* Excerpt to read:
Read the report here: Scoping Report For An Environmental Assessment Of The NZ Emissions Trading Scheme And Closely Related Measures.

The Government is being advised to strengthen measures to enhance energy efficiency and provide clear national guidelines to protect natural resources from potential degradation as it moves to address the country’s greenhouse gas emissions. The advice comes in a scoping report by Nelson based Cawthron Institute into potential environmental effects of the Government’s proposed Emissions Trading Scheme (and associated carbon reducing measures) over the period 2008 to 2020.

The report identifies a number of positive effects from an Emissions Trading Scheme these include: reduced soil erosion and sediment yield to rivers and coastal margins, gains in biodiversity in some areas, and better water quality from new forest plantings and reduced deforestation; improvements in air quality and human health due to reduced use of fossil fuels and increased walking and cycling; as well as a reduction in greenhouse gas emissions over the longer term. Some benefits will be delayed, predominantly because it will be 2013 before Agriculture is included in the Emissions Trading system.

* Supplied records:

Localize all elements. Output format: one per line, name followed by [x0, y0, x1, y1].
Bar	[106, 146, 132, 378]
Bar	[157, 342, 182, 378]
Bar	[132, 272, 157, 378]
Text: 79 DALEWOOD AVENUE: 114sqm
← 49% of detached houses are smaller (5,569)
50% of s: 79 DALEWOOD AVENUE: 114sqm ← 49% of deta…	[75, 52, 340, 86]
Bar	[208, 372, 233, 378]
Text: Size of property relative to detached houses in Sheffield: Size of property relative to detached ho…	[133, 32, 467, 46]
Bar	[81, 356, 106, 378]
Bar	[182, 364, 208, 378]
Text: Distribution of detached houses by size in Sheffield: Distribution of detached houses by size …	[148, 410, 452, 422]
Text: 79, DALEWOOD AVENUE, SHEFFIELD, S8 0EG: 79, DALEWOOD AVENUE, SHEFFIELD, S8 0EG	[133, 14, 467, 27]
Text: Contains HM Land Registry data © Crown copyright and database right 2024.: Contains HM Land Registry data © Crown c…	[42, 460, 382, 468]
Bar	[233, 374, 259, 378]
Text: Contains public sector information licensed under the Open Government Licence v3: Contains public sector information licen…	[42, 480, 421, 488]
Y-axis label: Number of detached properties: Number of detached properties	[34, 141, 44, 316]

* Written tasks:
A: According to the excerpt on the Emissions Trading Scheme report, which organization prepared the scoping report?
B: Please continue the excerpt on the Emissions Trading Scheme report, picking up after its final sentence.

* Task results:
A: The Nelson-based Cawthron Institute.

B:
In response the Green Party welcomed the release of the assessment.

Green co Leader Jeanette Fitzimons said that “Pricing of the emissions trading scheme is not enough and some complementary measures are required. At present agricultural emissions are subsidised until 2013 by the taxpayer, so that emissions from any kind of intensification are paid by the taxpayer. It’s vital that changes start now to avoid land use patterns that are unsustainable and costly to reverse. Afforestation must go on low quality marginal lands - not where regeneration is already happening. Land that qualifies to be forested under the Kyoto agreement , land that was bare in 1990, may not be bare now, but regenerating with native kanuka and manuka that provides a lot of biodiversity. Replanting with exotics would be a misguided measure on this land. We do need to plant more forests, but on marginal and eroded land that is not suitable for farming.”


Sustainability lobby says emissions scheme unfair and will make little difference to the nation's greenhouse gas emissions.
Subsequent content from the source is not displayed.